Problems to solve >>
1. Reproduce the portion of the Bear Grass article below, starting at "- Elevation: 59" and ending at "(DST): UTC-4 (EDT)".
2. Using the Bear Grass article below, answer each question:
(a) What ZIP code is listed for the town?
(b) Who received a large tract of land from the Earl of Granville in 1761?
(c) What plant was the town named for?

Text to read >>

+ + +

- Bear Grass Location within North Carolina Bear Grass Location within the United States
- Coordinates: 35°45′59″N 77°07′44″W﻿ / ﻿35.76639°N 77.12889°W
- Country: United States
- State: North Carolina
- County: Martin

Area
- • Total: 0.25 sq mi (0.66 km^{2})
- • Land: 0.25 sq mi (0.66 km^{2})
- • Water: 0 sq mi (0.00 km^{2})
- Elevation: 59 ft (18 m)

Population (2020)
- • Total: 89
- • Density: 351.0/sq mi (135.51/km^{2})
- Time zone: UTC-5 (Eastern (EST))
- • Summer (DST): UTC-4 (EDT)
- ZIP Code: 27892
- Area code: 252
- FIPS code: 37-04180
- GNIS feature ID: 2405220

= Bear Grass, North Carolina =

Bear Grass is a town in Martin County, North Carolina, United States. The population was 89 at the 2020 census, up from 73 in 2010.

==History==
The town of Bear Grass, located in the southern part of Martin County, was named for a type of yucca (Yucca flaccida) that grows less than two feet in height and is found abundantly in the region. One of the first settlers to the area was John Swinson, who received a large tract of land from the Earl of Granville, the last Lord Proprietor, in 1761. Bear Grass Swamp was a part of this property and was mentioned in Swinson's deed. Many of the early settlers were farmers whose principal crops of cotton and corn were sold in towns along the Tar and Roanoke rivers. Sheep, cattle, and hogs were also raised in large numbers, and farmers often supplemented their income with shingle making, woodcrafts, and the production of tar and turpentine from the area's abundant forests.

+ + +

Data block >>
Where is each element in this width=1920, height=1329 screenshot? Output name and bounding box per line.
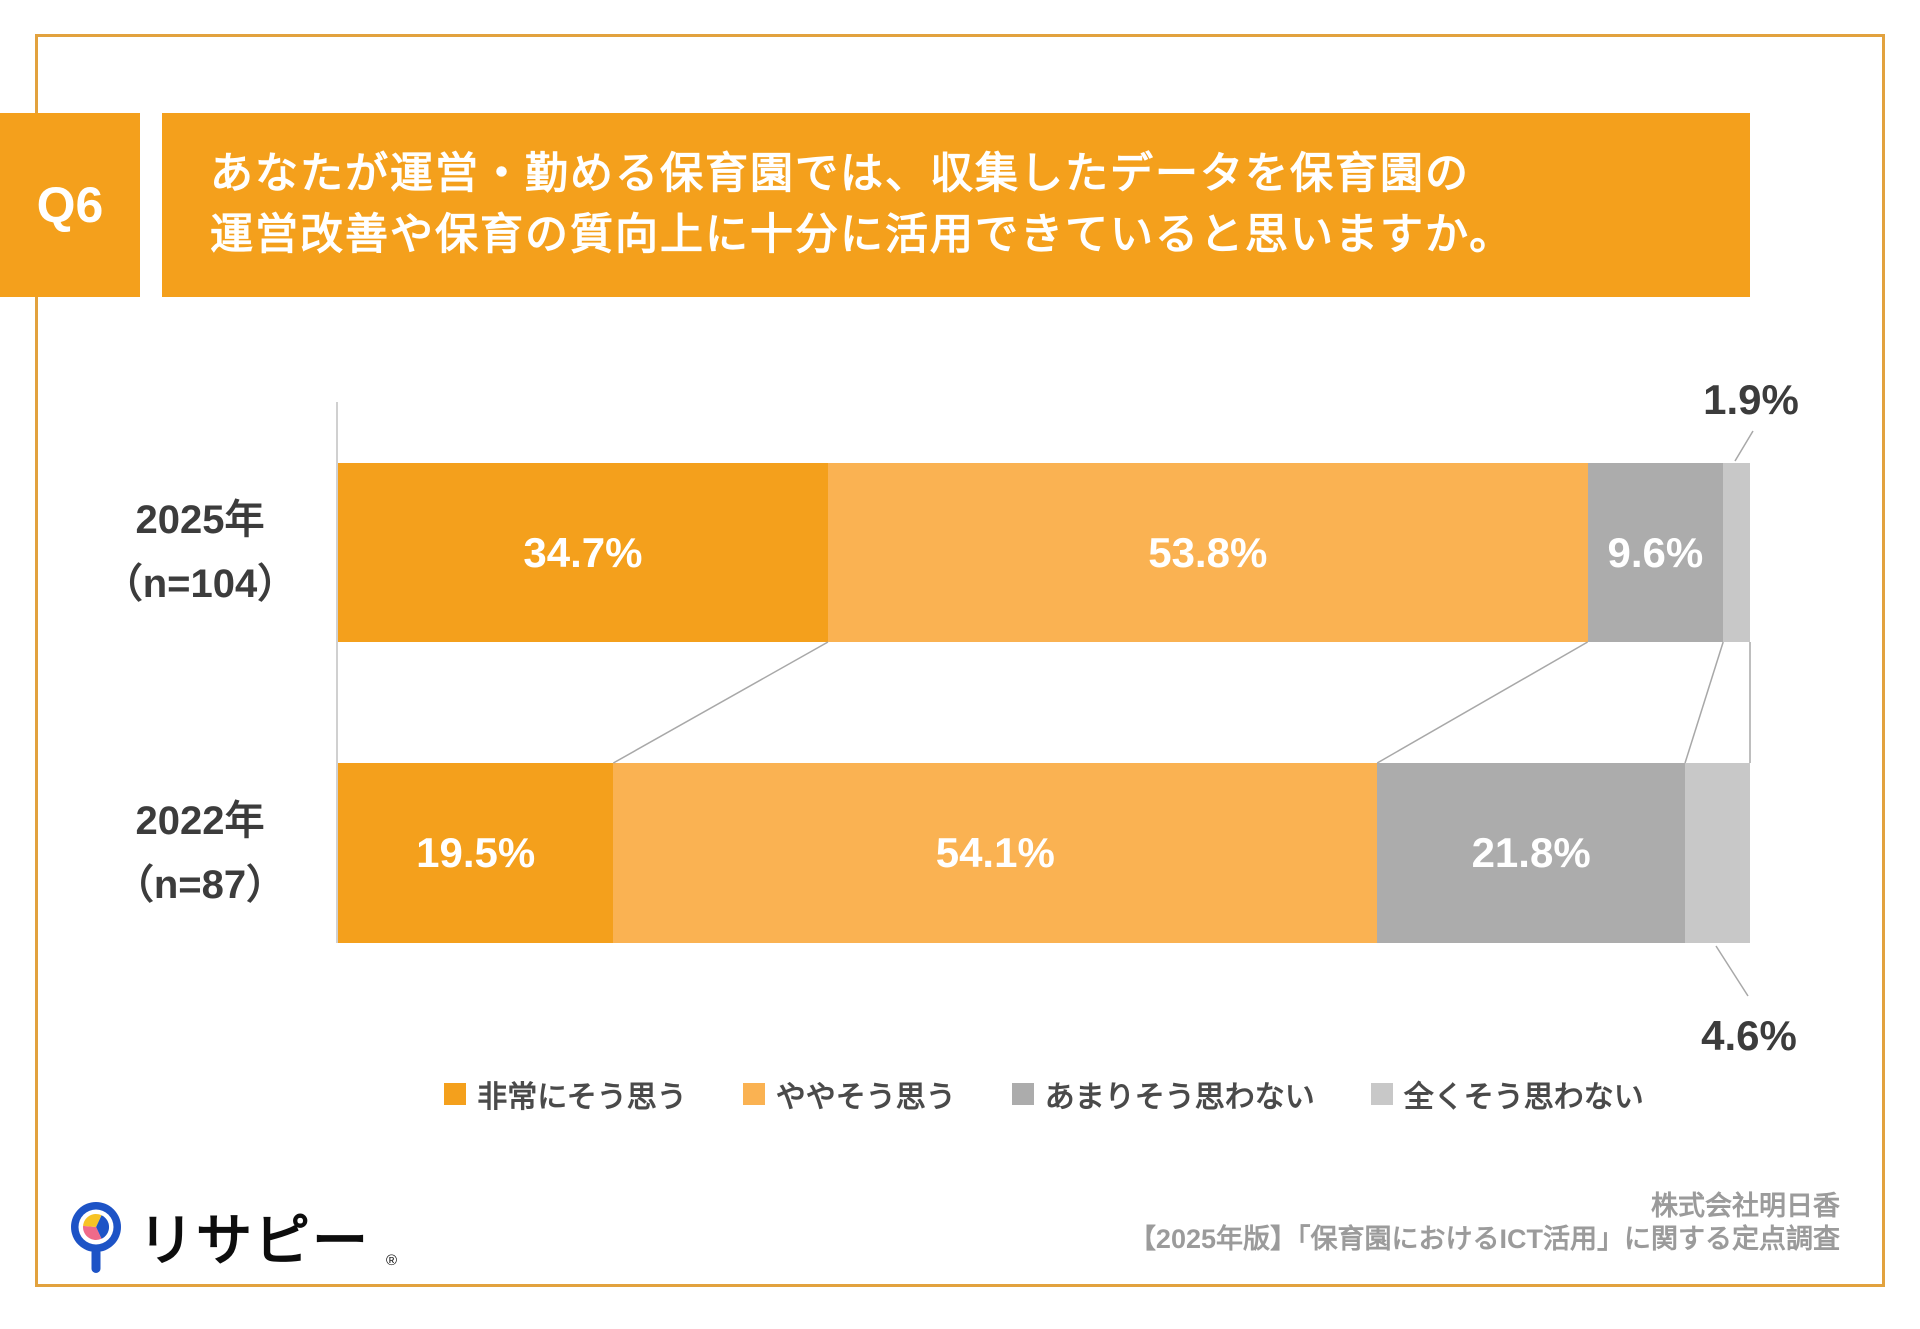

+ + +

Response list >>
1.
- Elevation: 59 ft (18 m)

Population (2020)
- • Total: 89
- • Density: 351.0/sq mi (135.51/km^{2})
- Time zone: UTC-5 (Eastern (EST))
- • Summer (DST): UTC-4 (EDT)

2.
(a) 27892
(b) John Swinson
(c) A type of yucca (Yucca flaccida)